— START —

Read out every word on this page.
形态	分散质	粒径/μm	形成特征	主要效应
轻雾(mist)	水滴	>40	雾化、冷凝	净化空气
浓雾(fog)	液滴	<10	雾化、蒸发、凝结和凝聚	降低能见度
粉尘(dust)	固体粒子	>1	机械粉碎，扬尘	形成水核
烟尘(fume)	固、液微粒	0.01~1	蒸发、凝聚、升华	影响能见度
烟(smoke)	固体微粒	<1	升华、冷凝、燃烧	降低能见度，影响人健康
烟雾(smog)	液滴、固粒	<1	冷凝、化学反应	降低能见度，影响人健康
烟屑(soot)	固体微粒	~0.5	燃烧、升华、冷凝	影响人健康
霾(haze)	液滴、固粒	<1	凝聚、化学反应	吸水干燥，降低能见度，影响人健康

— END —

* What is needed
Extract all of the material exactly as it is written.

* Task solution
Read out every word on this page.
形态	分散质	粒径/μm	形成特征	主要效应
轻雾(mist)	水滴	>40	雾化、冷凝	净化空气
浓雾(fog)	液滴	<10	雾化、蒸发、凝结和凝聚	降低能见度
粉尘(dust)	固体粒子	>1	机械粉碎，扬尘	形成水核
烟尘(fume)	固、液微粒	0.01~1	蒸发、凝聚、升华	影响能见度
烟(smoke)	固体微粒	<1	升华、冷凝、燃烧	降低能见度，影响人健康
烟雾(smog)	液滴、固粒	<1	冷凝、化学反应	降低能见度，影响人健康
烟屑(soot)	固体微粒	~0.5	燃烧、升华、冷凝	影响人健康
霾(haze)	液滴、固粒	<1	凝聚、化学反应	吸水干燥，降低能见度，影响人健康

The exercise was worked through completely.